[Stored data entries]
..............................

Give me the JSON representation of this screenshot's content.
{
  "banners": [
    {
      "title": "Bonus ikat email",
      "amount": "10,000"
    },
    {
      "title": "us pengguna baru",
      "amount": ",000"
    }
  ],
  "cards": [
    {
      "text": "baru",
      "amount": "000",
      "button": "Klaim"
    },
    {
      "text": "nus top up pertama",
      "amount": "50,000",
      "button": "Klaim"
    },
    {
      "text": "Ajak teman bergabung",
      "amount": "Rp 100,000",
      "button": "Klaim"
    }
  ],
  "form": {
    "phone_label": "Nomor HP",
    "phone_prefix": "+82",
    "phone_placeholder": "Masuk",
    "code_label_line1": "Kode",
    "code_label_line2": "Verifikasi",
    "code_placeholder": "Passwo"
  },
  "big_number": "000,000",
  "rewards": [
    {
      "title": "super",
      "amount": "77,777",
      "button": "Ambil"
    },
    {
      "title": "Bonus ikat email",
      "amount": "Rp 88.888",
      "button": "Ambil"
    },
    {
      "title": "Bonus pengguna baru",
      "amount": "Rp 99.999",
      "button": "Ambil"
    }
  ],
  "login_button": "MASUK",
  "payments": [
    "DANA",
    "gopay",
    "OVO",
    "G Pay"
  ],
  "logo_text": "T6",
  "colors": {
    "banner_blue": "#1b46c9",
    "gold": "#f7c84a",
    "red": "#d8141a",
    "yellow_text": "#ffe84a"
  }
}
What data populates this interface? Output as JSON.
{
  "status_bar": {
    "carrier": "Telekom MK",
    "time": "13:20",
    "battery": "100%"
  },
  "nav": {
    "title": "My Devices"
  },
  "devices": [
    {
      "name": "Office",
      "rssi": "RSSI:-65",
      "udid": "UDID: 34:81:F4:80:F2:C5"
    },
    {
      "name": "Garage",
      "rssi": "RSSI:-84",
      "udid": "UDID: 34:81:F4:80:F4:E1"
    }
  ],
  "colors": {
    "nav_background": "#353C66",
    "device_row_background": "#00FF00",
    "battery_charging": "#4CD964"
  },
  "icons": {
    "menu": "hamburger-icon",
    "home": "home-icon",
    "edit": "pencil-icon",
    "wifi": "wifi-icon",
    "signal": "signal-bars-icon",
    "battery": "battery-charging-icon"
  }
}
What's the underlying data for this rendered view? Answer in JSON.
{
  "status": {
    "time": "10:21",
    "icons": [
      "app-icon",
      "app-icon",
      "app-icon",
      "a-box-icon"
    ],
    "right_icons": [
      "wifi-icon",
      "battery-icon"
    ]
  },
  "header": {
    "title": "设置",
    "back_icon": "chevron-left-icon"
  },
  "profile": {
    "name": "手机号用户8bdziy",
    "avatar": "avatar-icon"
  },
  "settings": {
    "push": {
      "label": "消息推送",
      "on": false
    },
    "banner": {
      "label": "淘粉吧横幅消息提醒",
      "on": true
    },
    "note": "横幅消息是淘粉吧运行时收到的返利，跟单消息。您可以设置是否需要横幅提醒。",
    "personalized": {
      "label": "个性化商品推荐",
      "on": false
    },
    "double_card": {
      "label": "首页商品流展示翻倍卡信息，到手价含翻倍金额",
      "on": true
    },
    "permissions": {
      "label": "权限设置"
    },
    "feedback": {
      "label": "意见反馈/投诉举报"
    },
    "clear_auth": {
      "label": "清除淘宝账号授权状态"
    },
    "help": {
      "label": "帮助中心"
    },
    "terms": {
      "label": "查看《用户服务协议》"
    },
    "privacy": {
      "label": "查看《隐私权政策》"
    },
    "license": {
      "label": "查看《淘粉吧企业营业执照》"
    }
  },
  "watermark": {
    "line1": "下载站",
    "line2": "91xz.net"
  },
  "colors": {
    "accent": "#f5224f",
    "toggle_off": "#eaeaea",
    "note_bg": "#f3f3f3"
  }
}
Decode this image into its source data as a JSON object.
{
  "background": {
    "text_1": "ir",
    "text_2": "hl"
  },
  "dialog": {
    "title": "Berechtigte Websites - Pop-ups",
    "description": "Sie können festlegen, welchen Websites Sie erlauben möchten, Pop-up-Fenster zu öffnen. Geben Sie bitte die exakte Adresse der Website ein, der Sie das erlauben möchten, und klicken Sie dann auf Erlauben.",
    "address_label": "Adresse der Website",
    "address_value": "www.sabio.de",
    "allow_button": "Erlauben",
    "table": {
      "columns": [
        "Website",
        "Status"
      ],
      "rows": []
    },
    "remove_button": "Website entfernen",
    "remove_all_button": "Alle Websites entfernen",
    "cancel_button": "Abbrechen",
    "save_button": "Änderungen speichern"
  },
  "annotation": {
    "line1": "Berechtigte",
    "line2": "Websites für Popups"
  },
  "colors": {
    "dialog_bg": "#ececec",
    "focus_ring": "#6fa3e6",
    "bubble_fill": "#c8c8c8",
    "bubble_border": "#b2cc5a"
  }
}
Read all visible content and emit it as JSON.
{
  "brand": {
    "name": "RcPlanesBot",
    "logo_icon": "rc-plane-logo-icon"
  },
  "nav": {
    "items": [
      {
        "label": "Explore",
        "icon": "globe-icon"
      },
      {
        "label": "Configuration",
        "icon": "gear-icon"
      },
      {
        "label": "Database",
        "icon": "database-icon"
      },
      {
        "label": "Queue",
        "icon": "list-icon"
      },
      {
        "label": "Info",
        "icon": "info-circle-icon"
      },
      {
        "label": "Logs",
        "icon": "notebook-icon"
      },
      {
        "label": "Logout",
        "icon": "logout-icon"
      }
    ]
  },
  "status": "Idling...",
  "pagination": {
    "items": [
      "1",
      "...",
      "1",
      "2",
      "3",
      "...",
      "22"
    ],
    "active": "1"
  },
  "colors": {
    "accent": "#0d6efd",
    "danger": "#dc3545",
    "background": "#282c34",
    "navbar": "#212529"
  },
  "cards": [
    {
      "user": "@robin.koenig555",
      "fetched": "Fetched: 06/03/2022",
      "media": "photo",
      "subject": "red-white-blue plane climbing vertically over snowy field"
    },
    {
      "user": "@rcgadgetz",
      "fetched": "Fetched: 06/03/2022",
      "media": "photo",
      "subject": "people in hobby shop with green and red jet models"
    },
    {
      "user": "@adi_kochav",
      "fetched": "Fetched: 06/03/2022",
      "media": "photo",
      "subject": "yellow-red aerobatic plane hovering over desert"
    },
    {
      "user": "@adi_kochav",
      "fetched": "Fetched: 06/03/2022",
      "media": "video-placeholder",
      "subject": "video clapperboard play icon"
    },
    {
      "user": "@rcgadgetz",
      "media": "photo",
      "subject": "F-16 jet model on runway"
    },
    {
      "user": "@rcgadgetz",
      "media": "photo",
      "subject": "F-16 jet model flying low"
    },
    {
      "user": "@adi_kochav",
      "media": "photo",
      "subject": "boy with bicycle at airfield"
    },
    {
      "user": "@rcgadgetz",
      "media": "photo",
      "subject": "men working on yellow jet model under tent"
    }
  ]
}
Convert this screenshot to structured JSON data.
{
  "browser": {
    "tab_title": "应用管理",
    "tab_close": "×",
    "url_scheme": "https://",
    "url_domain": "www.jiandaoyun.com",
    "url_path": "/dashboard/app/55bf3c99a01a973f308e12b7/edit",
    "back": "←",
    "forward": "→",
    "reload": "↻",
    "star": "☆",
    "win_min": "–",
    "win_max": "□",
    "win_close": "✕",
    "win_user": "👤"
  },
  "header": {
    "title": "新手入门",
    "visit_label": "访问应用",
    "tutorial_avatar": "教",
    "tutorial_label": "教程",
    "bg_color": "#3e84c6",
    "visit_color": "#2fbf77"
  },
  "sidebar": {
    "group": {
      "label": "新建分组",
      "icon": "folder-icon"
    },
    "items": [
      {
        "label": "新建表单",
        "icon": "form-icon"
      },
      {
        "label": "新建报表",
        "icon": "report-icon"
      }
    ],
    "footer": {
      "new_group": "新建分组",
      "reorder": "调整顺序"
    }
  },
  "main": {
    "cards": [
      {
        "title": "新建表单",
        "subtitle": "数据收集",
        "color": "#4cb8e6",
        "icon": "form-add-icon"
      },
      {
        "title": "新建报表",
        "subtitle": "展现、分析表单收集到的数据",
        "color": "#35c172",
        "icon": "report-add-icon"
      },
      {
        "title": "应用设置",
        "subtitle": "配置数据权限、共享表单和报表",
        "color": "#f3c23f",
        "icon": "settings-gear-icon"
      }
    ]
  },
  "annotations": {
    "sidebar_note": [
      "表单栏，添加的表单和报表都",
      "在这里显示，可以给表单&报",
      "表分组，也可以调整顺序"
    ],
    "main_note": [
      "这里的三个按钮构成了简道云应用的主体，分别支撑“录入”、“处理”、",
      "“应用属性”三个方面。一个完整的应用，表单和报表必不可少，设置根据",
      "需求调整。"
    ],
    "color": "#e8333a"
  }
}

..............................

Of the lines above, copy each that contains "edit".

    "edit": "pencil-icon",
    "url_path": "/dashboard/app/55bf3c99a01a973f308e12b7/edit",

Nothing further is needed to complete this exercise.